## Stated problem
Sort through the data and copy the lines holding the word "JSON".

[Structured figure records]
+-------+
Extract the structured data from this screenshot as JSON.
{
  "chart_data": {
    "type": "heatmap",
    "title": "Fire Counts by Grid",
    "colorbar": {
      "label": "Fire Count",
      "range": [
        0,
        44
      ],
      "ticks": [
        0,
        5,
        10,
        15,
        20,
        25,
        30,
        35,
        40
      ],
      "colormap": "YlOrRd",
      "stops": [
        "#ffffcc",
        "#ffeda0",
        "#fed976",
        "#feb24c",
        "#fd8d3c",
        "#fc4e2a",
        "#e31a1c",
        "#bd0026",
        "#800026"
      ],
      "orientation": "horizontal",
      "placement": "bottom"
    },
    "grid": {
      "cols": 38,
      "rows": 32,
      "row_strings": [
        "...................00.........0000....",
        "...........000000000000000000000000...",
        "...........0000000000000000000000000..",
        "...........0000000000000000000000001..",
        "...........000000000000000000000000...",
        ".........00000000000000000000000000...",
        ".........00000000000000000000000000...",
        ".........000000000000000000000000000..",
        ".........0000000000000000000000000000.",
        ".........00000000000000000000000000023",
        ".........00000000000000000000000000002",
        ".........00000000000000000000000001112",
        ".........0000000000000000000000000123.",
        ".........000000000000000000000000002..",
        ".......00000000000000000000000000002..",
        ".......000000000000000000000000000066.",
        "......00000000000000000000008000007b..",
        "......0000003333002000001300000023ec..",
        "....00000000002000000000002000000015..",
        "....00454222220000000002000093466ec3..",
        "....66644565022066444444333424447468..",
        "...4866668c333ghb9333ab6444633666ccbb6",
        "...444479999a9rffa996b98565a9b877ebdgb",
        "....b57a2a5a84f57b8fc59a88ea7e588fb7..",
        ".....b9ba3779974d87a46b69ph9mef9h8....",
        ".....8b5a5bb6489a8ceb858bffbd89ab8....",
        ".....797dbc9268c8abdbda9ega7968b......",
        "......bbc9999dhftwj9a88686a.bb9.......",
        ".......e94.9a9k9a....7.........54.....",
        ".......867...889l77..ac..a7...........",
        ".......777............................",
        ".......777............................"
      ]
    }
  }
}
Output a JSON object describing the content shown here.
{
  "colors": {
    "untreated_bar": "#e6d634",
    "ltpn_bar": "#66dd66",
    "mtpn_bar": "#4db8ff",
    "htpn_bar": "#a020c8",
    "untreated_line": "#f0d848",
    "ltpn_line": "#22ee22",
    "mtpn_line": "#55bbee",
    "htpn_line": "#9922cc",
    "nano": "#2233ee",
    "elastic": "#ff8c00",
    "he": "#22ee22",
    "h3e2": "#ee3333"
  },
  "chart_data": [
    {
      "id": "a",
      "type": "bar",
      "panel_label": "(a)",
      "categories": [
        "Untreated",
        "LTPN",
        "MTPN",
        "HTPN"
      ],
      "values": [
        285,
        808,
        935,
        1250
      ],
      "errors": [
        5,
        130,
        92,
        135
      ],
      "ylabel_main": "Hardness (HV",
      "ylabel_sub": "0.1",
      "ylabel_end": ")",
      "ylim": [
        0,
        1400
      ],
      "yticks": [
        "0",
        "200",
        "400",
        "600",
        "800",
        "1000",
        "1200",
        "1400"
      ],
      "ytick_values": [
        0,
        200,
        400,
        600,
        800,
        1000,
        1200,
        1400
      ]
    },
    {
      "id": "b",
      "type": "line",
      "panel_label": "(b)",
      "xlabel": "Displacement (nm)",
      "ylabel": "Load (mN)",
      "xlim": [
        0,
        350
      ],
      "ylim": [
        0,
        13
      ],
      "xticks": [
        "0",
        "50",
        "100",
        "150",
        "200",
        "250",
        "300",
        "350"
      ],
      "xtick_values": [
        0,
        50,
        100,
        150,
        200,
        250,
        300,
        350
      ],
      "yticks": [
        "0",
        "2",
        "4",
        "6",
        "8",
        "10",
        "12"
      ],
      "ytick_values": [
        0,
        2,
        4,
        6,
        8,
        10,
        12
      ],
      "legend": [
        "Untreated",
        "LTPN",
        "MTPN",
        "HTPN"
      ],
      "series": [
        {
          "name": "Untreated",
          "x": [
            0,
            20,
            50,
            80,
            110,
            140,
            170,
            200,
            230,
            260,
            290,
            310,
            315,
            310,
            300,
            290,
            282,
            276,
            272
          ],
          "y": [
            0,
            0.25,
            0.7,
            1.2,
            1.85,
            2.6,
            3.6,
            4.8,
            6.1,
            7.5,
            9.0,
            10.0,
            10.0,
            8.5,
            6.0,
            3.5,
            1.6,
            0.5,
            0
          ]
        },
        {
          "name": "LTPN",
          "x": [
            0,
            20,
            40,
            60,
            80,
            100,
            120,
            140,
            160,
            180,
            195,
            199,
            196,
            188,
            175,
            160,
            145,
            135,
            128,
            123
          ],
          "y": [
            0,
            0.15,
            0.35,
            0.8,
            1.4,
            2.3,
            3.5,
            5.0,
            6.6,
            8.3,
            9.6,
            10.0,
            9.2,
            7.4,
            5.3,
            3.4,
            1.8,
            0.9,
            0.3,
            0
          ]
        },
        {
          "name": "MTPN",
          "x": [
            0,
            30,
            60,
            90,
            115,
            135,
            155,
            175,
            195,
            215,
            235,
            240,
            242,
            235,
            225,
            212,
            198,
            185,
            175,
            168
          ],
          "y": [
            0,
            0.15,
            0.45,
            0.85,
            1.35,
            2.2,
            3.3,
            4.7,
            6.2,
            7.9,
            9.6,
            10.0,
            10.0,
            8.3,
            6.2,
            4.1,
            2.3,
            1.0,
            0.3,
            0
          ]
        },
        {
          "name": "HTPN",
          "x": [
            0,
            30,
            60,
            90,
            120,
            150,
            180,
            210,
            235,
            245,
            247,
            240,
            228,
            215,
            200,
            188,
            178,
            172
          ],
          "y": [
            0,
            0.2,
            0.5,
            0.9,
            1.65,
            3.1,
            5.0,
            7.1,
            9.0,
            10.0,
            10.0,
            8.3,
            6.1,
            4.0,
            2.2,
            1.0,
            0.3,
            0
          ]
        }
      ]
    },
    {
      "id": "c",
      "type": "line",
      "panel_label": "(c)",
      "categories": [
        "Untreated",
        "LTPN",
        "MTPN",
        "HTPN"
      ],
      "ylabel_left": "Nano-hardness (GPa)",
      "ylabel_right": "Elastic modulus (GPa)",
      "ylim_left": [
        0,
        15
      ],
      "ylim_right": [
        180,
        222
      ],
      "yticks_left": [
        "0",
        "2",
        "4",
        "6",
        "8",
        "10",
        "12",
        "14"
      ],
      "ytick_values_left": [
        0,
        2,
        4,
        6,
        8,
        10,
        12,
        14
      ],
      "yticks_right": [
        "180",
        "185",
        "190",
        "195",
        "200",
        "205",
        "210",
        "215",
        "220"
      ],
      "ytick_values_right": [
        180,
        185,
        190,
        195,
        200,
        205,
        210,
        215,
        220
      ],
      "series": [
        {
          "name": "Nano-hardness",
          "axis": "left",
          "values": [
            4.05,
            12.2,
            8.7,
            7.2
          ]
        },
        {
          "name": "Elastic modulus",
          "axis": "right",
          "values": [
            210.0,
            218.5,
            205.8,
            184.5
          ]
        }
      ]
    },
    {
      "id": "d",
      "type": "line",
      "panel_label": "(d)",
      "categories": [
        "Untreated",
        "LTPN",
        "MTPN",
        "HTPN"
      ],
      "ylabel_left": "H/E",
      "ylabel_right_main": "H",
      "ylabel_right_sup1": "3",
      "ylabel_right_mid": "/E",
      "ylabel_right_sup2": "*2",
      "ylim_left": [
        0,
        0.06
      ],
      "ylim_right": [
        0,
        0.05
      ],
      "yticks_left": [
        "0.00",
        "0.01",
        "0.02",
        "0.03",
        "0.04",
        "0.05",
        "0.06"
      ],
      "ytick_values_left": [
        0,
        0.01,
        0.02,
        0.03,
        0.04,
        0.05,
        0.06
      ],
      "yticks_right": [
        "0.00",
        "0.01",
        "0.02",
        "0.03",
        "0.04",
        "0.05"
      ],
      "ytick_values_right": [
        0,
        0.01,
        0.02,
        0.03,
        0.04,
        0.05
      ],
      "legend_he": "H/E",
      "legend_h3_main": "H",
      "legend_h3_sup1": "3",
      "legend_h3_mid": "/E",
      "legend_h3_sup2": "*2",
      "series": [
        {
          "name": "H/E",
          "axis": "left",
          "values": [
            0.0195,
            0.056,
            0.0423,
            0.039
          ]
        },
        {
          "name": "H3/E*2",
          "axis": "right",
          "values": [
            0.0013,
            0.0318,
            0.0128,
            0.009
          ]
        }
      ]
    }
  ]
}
+-------+
## Response to the exercise
Extract the structured data from this screenshot as JSON.
Output a JSON object describing the content shown here.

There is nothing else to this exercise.